◆ Direction ◆
Exclude the pictures, then copy all remaining records exactly.
# Provided information start
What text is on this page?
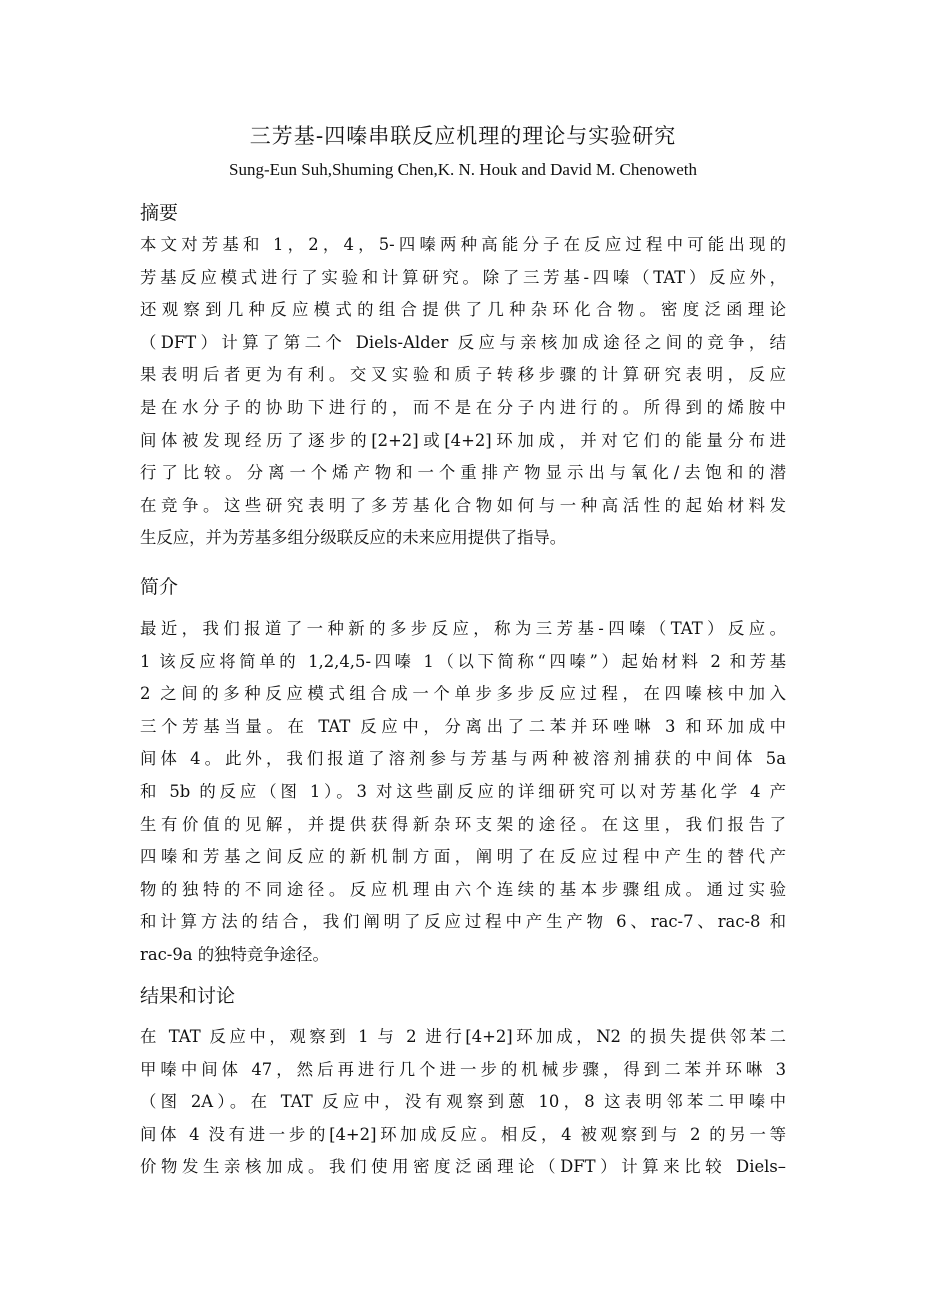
三芳基-四嗪串联反应机理的理论与实验研究
Sung-Eun Suh,Shuming Chen,K. N. Houk and David M. Chenoweth
摘要
本文对芳基和 1，2，4，5-四嗪两种高能分子在反应过程中可能出现的
芳基反应模式进行了实验和计算研究。除了三芳基-四嗪（TAT）反应外，
还观察到几种反应模式的组合提供了几种杂环化合物。密度泛函理论
（DFT）计算了第二个 Diels-Alder 反应与亲核加成途径之间的竞争，结
果表明后者更为有利。交叉实验和质子转移步骤的计算研究表明，反应
是在水分子的协助下进行的，而不是在分子内进行的。所得到的烯胺中
间体被发现经历了逐步的[2+2]或[4+2]环加成，并对它们的能量分布进
行了比较。分离一个烯产物和一个重排产物显示出与氧化/去饱和的潜
在竞争。这些研究表明了多芳基化合物如何与一种高活性的起始材料发
生反应，并为芳基多组分级联反应的未来应用提供了指导。
简介
最近，我们报道了一种新的多步反应，称为三芳基-四嗪（TAT）反应。
1 该反应将简单的 1,2,4,5-四嗪 1（以下简称“四嗪”）起始材料 2 和芳基
2 之间的多种反应模式组合成一个单步多步反应过程，在四嗪核中加入
三个芳基当量。在 TAT 反应中，分离出了二苯并环唑啉 3 和环加成中
间体 4。此外，我们报道了溶剂参与芳基与两种被溶剂捕获的中间体 5a
和 5b 的反应（图 1）。3 对这些副反应的详细研究可以对芳基化学 4 产
生有价值的见解，并提供获得新杂环支架的途径。在这里，我们报告了
四嗪和芳基之间反应的新机制方面，阐明了在反应过程中产生的替代产
物的独特的不同途径。反应机理由六个连续的基本步骤组成。通过实验
和计算方法的结合，我们阐明了反应过程中产生产物 6、rac-7、rac-8 和
rac-9a 的独特竞争途径。
结果和讨论
在 TAT 反应中，观察到 1 与 2 进行[4+2]环加成，N2 的损失提供邻苯二
甲嗪中间体 47，然后再进行几个进一步的机械步骤，得到二苯并环啉 3
（图 2A）。在 TAT 反应中，没有观察到蒽 10，8 这表明邻苯二甲嗪中
间体 4 没有进一步的[4+2]环加成反应。相反，4 被观察到与 2 的另一等
价物发生亲核加成。我们使用密度泛函理论（DFT）计算来比较 Diels–
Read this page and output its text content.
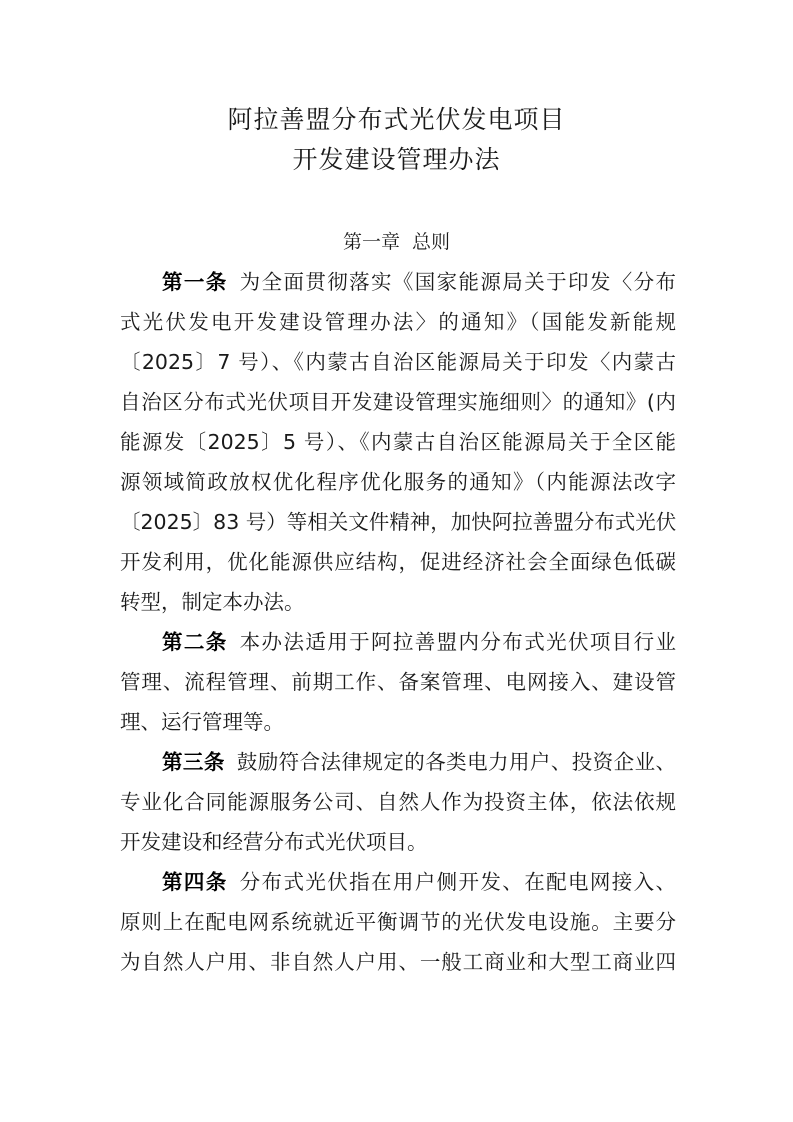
阿拉善盟分布式光伏发电项目
开发建设管理办法
第一章 总则
第一条 为全面贯彻落实《国家能源局关于印发〈分布
式光伏发电开发建设管理办法〉的通知》（国能发新能规
〔2025〕7 号）、《内蒙古自治区能源局关于印发〈内蒙古
自治区分布式光伏项目开发建设管理实施细则〉的通知》(内
能源发〔2025〕5 号）、《内蒙古自治区能源局关于全区能
源领域简政放权优化程序优化服务的通知》（内能源法改字
〔2025〕83 号）等相关文件精神，加快阿拉善盟分布式光伏
开发利用，优化能源供应结构，促进经济社会全面绿色低碳
转型，制定本办法。
第二条 本办法适用于阿拉善盟内分布式光伏项目行业
管理、流程管理、前期工作、备案管理、电网接入、建设管
理、运行管理等。
第三条 鼓励符合法律规定的各类电力用户、投资企业、
专业化合同能源服务公司、自然人作为投资主体，依法依规
开发建设和经营分布式光伏项目。
第四条 分布式光伏指在用户侧开发、在配电网接入、
原则上在配电网系统就近平衡调节的光伏发电设施。主要分
为自然人户用、非自然人户用、一般工商业和大型工商业四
# Provided information end
◆ Solution for this problem ◆
What text is on this page?
三芳基-四嗪串联反应机理的理论与实验研究
Sung-Eun Suh,Shuming Chen,K. N. Houk and David M. Chenoweth
摘要
本文对芳基和 1，2，4，5-四嗪两种高能分子在反应过程中可能出现的
芳基反应模式进行了实验和计算研究。除了三芳基-四嗪（TAT）反应外，
还观察到几种反应模式的组合提供了几种杂环化合物。密度泛函理论
（DFT）计算了第二个 Diels-Alder 反应与亲核加成途径之间的竞争，结
果表明后者更为有利。交叉实验和质子转移步骤的计算研究表明，反应
是在水分子的协助下进行的，而不是在分子内进行的。所得到的烯胺中
间体被发现经历了逐步的[2+2]或[4+2]环加成，并对它们的能量分布进
行了比较。分离一个烯产物和一个重排产物显示出与氧化/去饱和的潜
在竞争。这些研究表明了多芳基化合物如何与一种高活性的起始材料发
生反应，并为芳基多组分级联反应的未来应用提供了指导。
简介
最近，我们报道了一种新的多步反应，称为三芳基-四嗪（TAT）反应。
1 该反应将简单的 1,2,4,5-四嗪 1（以下简称“四嗪”）起始材料 2 和芳基
2 之间的多种反应模式组合成一个单步多步反应过程，在四嗪核中加入
三个芳基当量。在 TAT 反应中，分离出了二苯并环唑啉 3 和环加成中
间体 4。此外，我们报道了溶剂参与芳基与两种被溶剂捕获的中间体 5a
和 5b 的反应（图 1）。3 对这些副反应的详细研究可以对芳基化学 4 产
生有价值的见解，并提供获得新杂环支架的途径。在这里，我们报告了
四嗪和芳基之间反应的新机制方面，阐明了在反应过程中产生的替代产
物的独特的不同途径。反应机理由六个连续的基本步骤组成。通过实验
和计算方法的结合，我们阐明了反应过程中产生产物 6、rac-7、rac-8 和
rac-9a 的独特竞争途径。
结果和讨论
在 TAT 反应中，观察到 1 与 2 进行[4+2]环加成，N2 的损失提供邻苯二
甲嗪中间体 47，然后再进行几个进一步的机械步骤，得到二苯并环啉 3
（图 2A）。在 TAT 反应中，没有观察到蒽 10，8 这表明邻苯二甲嗪中
间体 4 没有进一步的[4+2]环加成反应。相反，4 被观察到与 2 的另一等
价物发生亲核加成。我们使用密度泛函理论（DFT）计算来比较 Diels–
Read this page and output its text content.
阿拉善盟分布式光伏发电项目
开发建设管理办法
第一章 总则
第一条 为全面贯彻落实《国家能源局关于印发〈分布
式光伏发电开发建设管理办法〉的通知》（国能发新能规
〔2025〕7 号）、《内蒙古自治区能源局关于印发〈内蒙古
自治区分布式光伏项目开发建设管理实施细则〉的通知》(内
能源发〔2025〕5 号）、《内蒙古自治区能源局关于全区能
源领域简政放权优化程序优化服务的通知》（内能源法改字
〔2025〕83 号）等相关文件精神，加快阿拉善盟分布式光伏
开发利用，优化能源供应结构，促进经济社会全面绿色低碳
转型，制定本办法。
第二条 本办法适用于阿拉善盟内分布式光伏项目行业
管理、流程管理、前期工作、备案管理、电网接入、建设管
理、运行管理等。
第三条 鼓励符合法律规定的各类电力用户、投资企业、
专业化合同能源服务公司、自然人作为投资主体，依法依规
开发建设和经营分布式光伏项目。
第四条 分布式光伏指在用户侧开发、在配电网接入、
原则上在配电网系统就近平衡调节的光伏发电设施。主要分
为自然人户用、非自然人户用、一般工商业和大型工商业四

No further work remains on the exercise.